[Provided data]
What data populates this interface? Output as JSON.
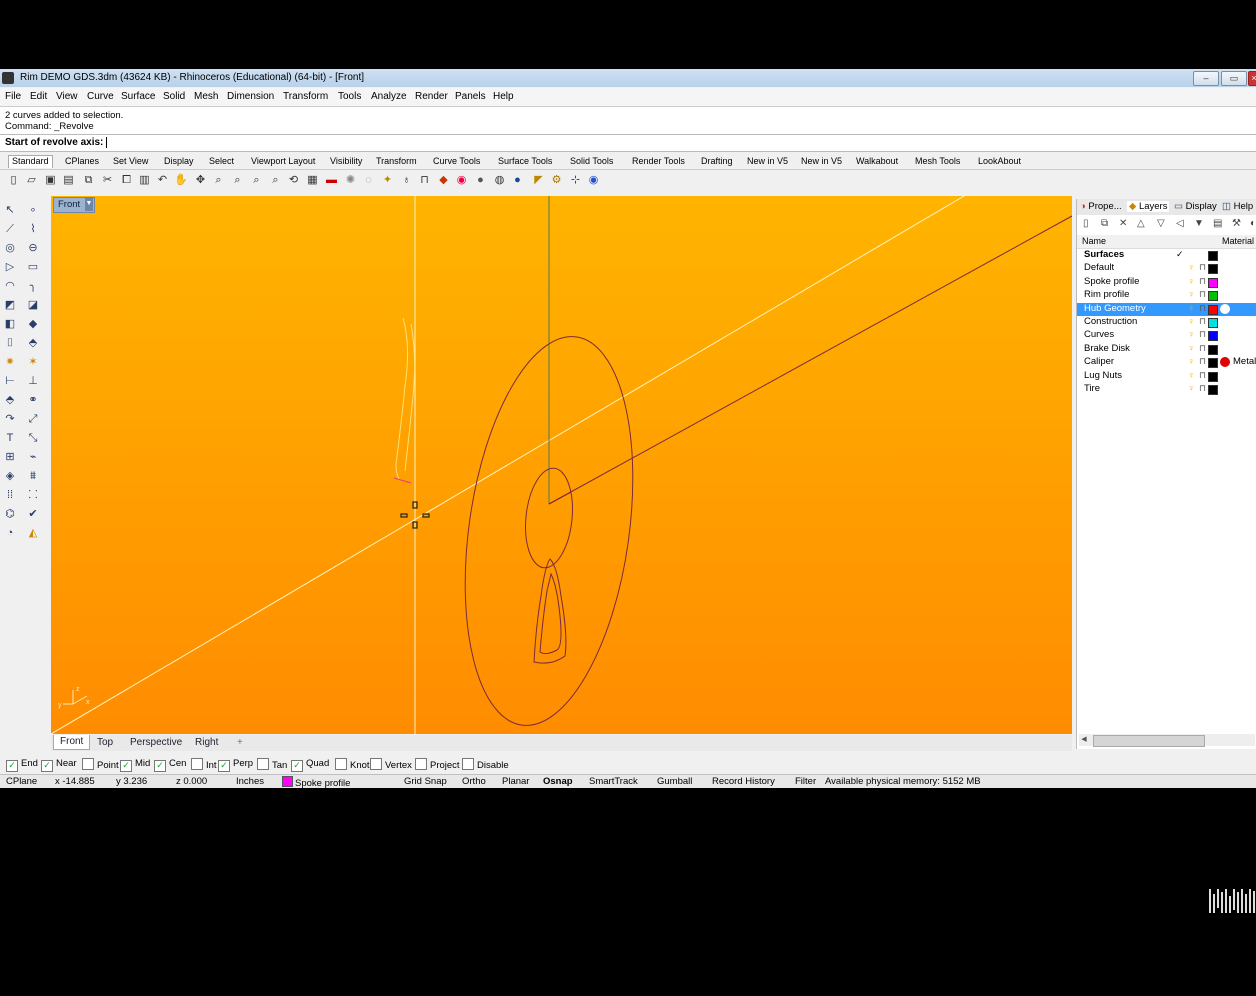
{
  "window": {
    "title": "Rim DEMO GDS.3dm (43624 KB) - Rhinoceros (Educational) (64-bit) - [Front]",
    "controls": [
      "–",
      "▭",
      "×"
    ]
  },
  "menubar": [
    "File",
    "Edit",
    "View",
    "Curve",
    "Surface",
    "Solid",
    "Mesh",
    "Dimension",
    "Transform",
    "Tools",
    "Analyze",
    "Render",
    "Panels",
    "Help"
  ],
  "command": {
    "history": [
      "2 curves added to selection.",
      "Command: _Revolve"
    ],
    "prompt": "Start of revolve axis:"
  },
  "toolbar_tabs": [
    "Standard",
    "CPlanes",
    "Set View",
    "Display",
    "Select",
    "Viewport Layout",
    "Visibility",
    "Transform",
    "Curve Tools",
    "Surface Tools",
    "Solid Tools",
    "Render Tools",
    "Drafting",
    "New in V5",
    "New in V5",
    "Walkabout",
    "Mesh Tools",
    "LookAbout"
  ],
  "toolbar_icons": [
    "new-icon",
    "open-icon",
    "save-icon",
    "print-icon",
    "import-icon",
    "cut-icon",
    "copy-icon",
    "paste-icon",
    "undo-icon",
    "pan-icon",
    "rotate-view-icon",
    "zoom-dynamic-icon",
    "zoom-window-icon",
    "zoom-extents-icon",
    "zoom-selected-icon",
    "viewport-icon",
    "grid-icon",
    "car-icon",
    "point-icon",
    "circle-icon",
    "light-icon",
    "bulb-icon",
    "lock-icon",
    "paint-icon",
    "color-wheel-icon",
    "sphere-icon",
    "shaded-sphere-icon",
    "render-sphere-icon",
    "spotlight-icon",
    "gear-icon",
    "options-icon",
    "help-icon"
  ],
  "viewport": {
    "label": "Front",
    "tabs": [
      "Front",
      "Top",
      "Perspective",
      "Right",
      "+"
    ],
    "axes": {
      "z": "z",
      "y": "y",
      "x": "x"
    }
  },
  "panel": {
    "tabs": [
      "Prope...",
      "Layers",
      "Display",
      "Help"
    ],
    "columns": {
      "name": "Name",
      "material": "Material"
    },
    "layers": [
      {
        "name": "Surfaces",
        "current": "✓",
        "color": "#000000",
        "bold": true
      },
      {
        "name": "Default",
        "color": "#000000"
      },
      {
        "name": "Spoke profile",
        "color": "#ff00ff"
      },
      {
        "name": "Rim profile",
        "color": "#00c000"
      },
      {
        "name": "Hub Geometry",
        "color": "#ff0000",
        "selected": true
      },
      {
        "name": "Construction",
        "color": "#00e0e0"
      },
      {
        "name": "Curves",
        "color": "#0000ff"
      },
      {
        "name": "Brake Disk",
        "color": "#000000"
      },
      {
        "name": "Caliper",
        "color": "#000000",
        "material_color": "#e00000",
        "material": "Metall"
      },
      {
        "name": "Lug Nuts",
        "color": "#000000"
      },
      {
        "name": "Tire",
        "color": "#000000"
      }
    ]
  },
  "osnap": [
    {
      "label": "End",
      "checked": true
    },
    {
      "label": "Near",
      "checked": true
    },
    {
      "label": "Point",
      "checked": false
    },
    {
      "label": "Mid",
      "checked": true
    },
    {
      "label": "Cen",
      "checked": true
    },
    {
      "label": "Int",
      "checked": false
    },
    {
      "label": "Perp",
      "checked": true
    },
    {
      "label": "Tan",
      "checked": false
    },
    {
      "label": "Quad",
      "checked": true
    },
    {
      "label": "Knot",
      "checked": false
    },
    {
      "label": "Vertex",
      "checked": false
    },
    {
      "label": "Project",
      "checked": false
    },
    {
      "label": "Disable",
      "checked": false
    }
  ],
  "status": {
    "cplane": "CPlane",
    "x": "x -14.885",
    "y": "y 3.236",
    "z": "z 0.000",
    "units": "Inches",
    "layer": "Spoke profile",
    "layer_color": "#ff00ff",
    "toggles": [
      "Grid Snap",
      "Ortho",
      "Planar",
      "Osnap",
      "SmartTrack",
      "Gumball",
      "Record History",
      "Filter"
    ],
    "memory": "Available physical memory: 5152 MB"
  }
}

[Required work]
Where a line in the material above holds "Tools", copy that line.

[Answer for the task]
    "Tools",
    "Curve Tools",
    "Surface Tools",
    "Solid Tools",
    "Render Tools",
    "Mesh Tools",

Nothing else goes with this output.